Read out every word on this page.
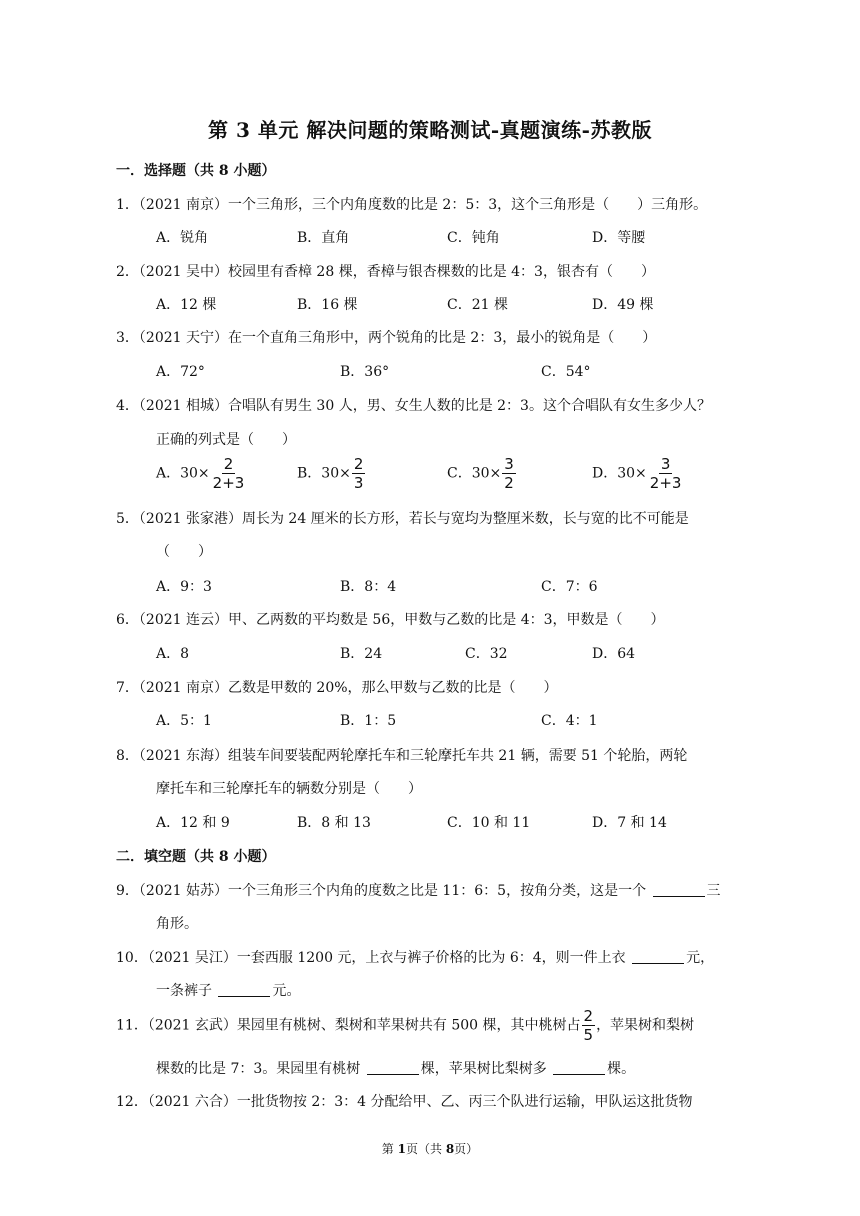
第 3 单元 解决问题的策略测试-真题演练-苏教版
一．选择题（共 8 小题）
1．（2021 南京）一个三角形，三个内角度数的比是 2：5：3，这个三角形是（　　）三角形。
A．锐角	B．直角	C．钝角	D．等腰
2．（2021 吴中）校园里有香樟 28 棵，香樟与银杏棵数的比是 4：3，银杏有（　　）
A．12 棵	B．16 棵	C．21 棵	D．49 棵
3．（2021 天宁）在一个直角三角形中，两个锐角的比是 2：3，最小的锐角是（　　）
A．72°	B．36°	C．54°
4．（2021 相城）合唱队有男生 30 人，男、女生人数的比是 2：3。这个合唱队有女生多少人？
正确的列式是（　　）
A．$30\times \frac{2}{2+3}$	B．$30\times \frac{2}{3}$	C．$30\times \frac{3}{2}$	D．$30\times \frac{3}{2+3}$
5．（2021 张家港）周长为 24 厘米的长方形，若长与宽均为整厘米数，长与宽的比不可能是
（　　）
A．9：3	B．8：4	C．7：6
6．（2021 连云）甲、乙两数的平均数是 56，甲数与乙数的比是 4：3，甲数是（　　）
A．8	B．24	C．32	D．64
7．（2021 南京）乙数是甲数的 20%，那么甲数与乙数的比是（　　）
A．5：1	B．1：5	C．4：1
8．（2021 东海）组装车间要装配两轮摩托车和三轮摩托车共 21 辆，需要 51 个轮胎，两轮
摩托车和三轮摩托车的辆数分别是（　　）
A．12 和 9	B．8 和 13	C．10 和 11	D．7 和 14
二．填空题（共 8 小题）
9．（2021 姑苏）一个三角形三个内角的度数之比是 11：6：5，按角分类，这是一个	三
角形。
10．（2021 吴江）一套西服 1200 元，上衣与裤子价格的比为 6：4，则一件上衣	元，
一条裤子	元。
11．（2021 玄武）果园里有桃树、梨树和苹果树共有 500 棵，其中桃树占 $\frac{2}{5}$ ，苹果树和梨树
棵数的比是 7：3。果园里有桃树	棵，苹果树比梨树多	棵。
12．（2021 六合）一批货物按 2：3：4 分配给甲、乙、丙三个队进行运输，甲队运这批货物
第 1页（共 8页）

+-------+

**Problem requirements:** Set down all the data again exactly as above, pictures excluded.

**Task output:**
Read out every word on this page.
第 3 单元 解决问题的策略测试-真题演练-苏教版
一．选择题（共 8 小题）
1．（2021 南京）一个三角形，三个内角度数的比是 2：5：3，这个三角形是（　　）三角形。
A．锐角	B．直角	C．钝角	D．等腰
2．（2021 吴中）校园里有香樟 28 棵，香樟与银杏棵数的比是 4：3，银杏有（　　）
A．12 棵	B．16 棵	C．21 棵	D．49 棵
3．（2021 天宁）在一个直角三角形中，两个锐角的比是 2：3，最小的锐角是（　　）
A．72°	B．36°	C．54°
4．（2021 相城）合唱队有男生 30 人，男、女生人数的比是 2：3。这个合唱队有女生多少人？
正确的列式是（　　）
A．$30\times \frac{2}{2+3}$	B．$30\times \frac{2}{3}$	C．$30\times \frac{3}{2}$	D．$30\times \frac{3}{2+3}$
5．（2021 张家港）周长为 24 厘米的长方形，若长与宽均为整厘米数，长与宽的比不可能是
（　　）
A．9：3	B．8：4	C．7：6
6．（2021 连云）甲、乙两数的平均数是 56，甲数与乙数的比是 4：3，甲数是（　　）
A．8	B．24	C．32	D．64
7．（2021 南京）乙数是甲数的 20%，那么甲数与乙数的比是（　　）
A．5：1	B．1：5	C．4：1
8．（2021 东海）组装车间要装配两轮摩托车和三轮摩托车共 21 辆，需要 51 个轮胎，两轮
摩托车和三轮摩托车的辆数分别是（　　）
A．12 和 9	B．8 和 13	C．10 和 11	D．7 和 14
二．填空题（共 8 小题）
9．（2021 姑苏）一个三角形三个内角的度数之比是 11：6：5，按角分类，这是一个	三
角形。
10．（2021 吴江）一套西服 1200 元，上衣与裤子价格的比为 6：4，则一件上衣	元，
一条裤子	元。
11．（2021 玄武）果园里有桃树、梨树和苹果树共有 500 棵，其中桃树占 $\frac{2}{5}$ ，苹果树和梨树
棵数的比是 7：3。果园里有桃树	棵，苹果树比梨树多	棵。
12．（2021 六合）一批货物按 2：3：4 分配给甲、乙、丙三个队进行运输，甲队运这批货物
第 1页（共 8页）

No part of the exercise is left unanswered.